Requirement =
Carry none of the pictures over; write out the complete data exactly.

Material supplied =
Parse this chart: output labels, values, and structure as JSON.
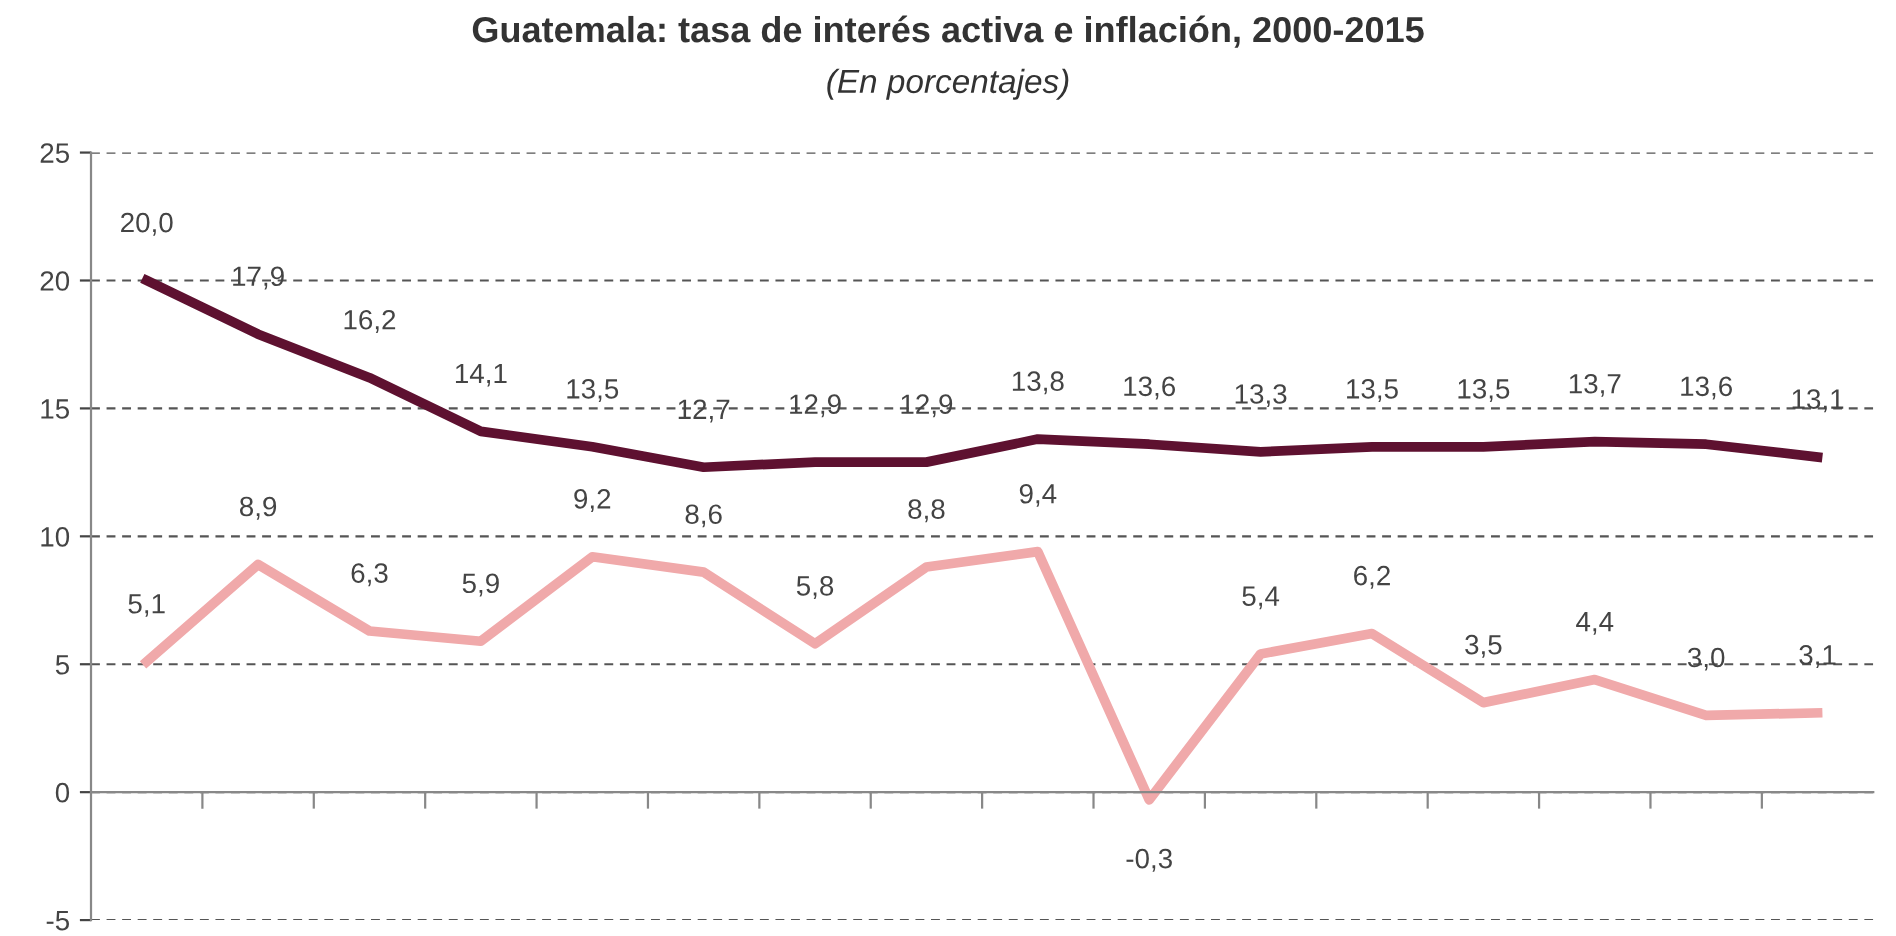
{
  "chart_data": {
    "type": "line",
    "title": "Guatemala: tasa de interés activa e inflación, 2000-2015",
    "subtitle": "(En porcentajes)",
    "categories": [
      null,
      null,
      null,
      null,
      null,
      null,
      null,
      null,
      null,
      null,
      null,
      null,
      null,
      null,
      null,
      null
    ],
    "series": [
      {
        "color": "#5e1130",
        "values": [
          20.0,
          17.9,
          16.2,
          14.1,
          13.5,
          12.7,
          12.9,
          12.9,
          13.8,
          13.6,
          13.3,
          13.5,
          13.5,
          13.7,
          13.6,
          13.1
        ],
        "value_labels": [
          "20,0",
          "17,9",
          "16,2",
          "14,1",
          "13,5",
          "12,7",
          "12,9",
          "12,9",
          "13,8",
          "13,6",
          "13,3",
          "13,5",
          "13,5",
          "13,7",
          "13,6",
          "13,1"
        ]
      },
      {
        "color": "#f0a9aa",
        "values": [
          5.1,
          8.9,
          6.3,
          5.9,
          9.2,
          8.6,
          5.8,
          8.8,
          9.4,
          -0.3,
          5.4,
          6.2,
          3.5,
          4.4,
          3.0,
          3.1
        ],
        "value_labels": [
          "5,1",
          "8,9",
          "6,3",
          "5,9",
          "9,2",
          "8,6",
          "5,8",
          "8,8",
          "9,4",
          "-0,3",
          "5,4",
          "6,2",
          "3,5",
          "4,4",
          "3,0",
          "3,1"
        ]
      }
    ],
    "ylim": [
      -5,
      25
    ],
    "yticks": [
      -5,
      0,
      5,
      10,
      15,
      20,
      25
    ],
    "grid": "y",
    "legend": false,
    "marker": "none",
    "line_style": "solid"
  }
}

Task output =
Parse this chart: output labels, values, and structure as JSON.
{
  "chart_data": {
    "type": "line",
    "title": "Guatemala: tasa de interés activa e inflación, 2000-2015",
    "subtitle": "(En porcentajes)",
    "categories": [
      null,
      null,
      null,
      null,
      null,
      null,
      null,
      null,
      null,
      null,
      null,
      null,
      null,
      null,
      null,
      null
    ],
    "series": [
      {
        "color": "#5e1130",
        "values": [
          20.0,
          17.9,
          16.2,
          14.1,
          13.5,
          12.7,
          12.9,
          12.9,
          13.8,
          13.6,
          13.3,
          13.5,
          13.5,
          13.7,
          13.6,
          13.1
        ],
        "value_labels": [
          "20,0",
          "17,9",
          "16,2",
          "14,1",
          "13,5",
          "12,7",
          "12,9",
          "12,9",
          "13,8",
          "13,6",
          "13,3",
          "13,5",
          "13,5",
          "13,7",
          "13,6",
          "13,1"
        ]
      },
      {
        "color": "#f0a9aa",
        "values": [
          5.1,
          8.9,
          6.3,
          5.9,
          9.2,
          8.6,
          5.8,
          8.8,
          9.4,
          -0.3,
          5.4,
          6.2,
          3.5,
          4.4,
          3.0,
          3.1
        ],
        "value_labels": [
          "5,1",
          "8,9",
          "6,3",
          "5,9",
          "9,2",
          "8,6",
          "5,8",
          "8,8",
          "9,4",
          "-0,3",
          "5,4",
          "6,2",
          "3,5",
          "4,4",
          "3,0",
          "3,1"
        ]
      }
    ],
    "ylim": [
      -5,
      25
    ],
    "yticks": [
      -5,
      0,
      5,
      10,
      15,
      20,
      25
    ],
    "grid": "y",
    "legend": false,
    "marker": "none",
    "line_style": "solid"
  }
}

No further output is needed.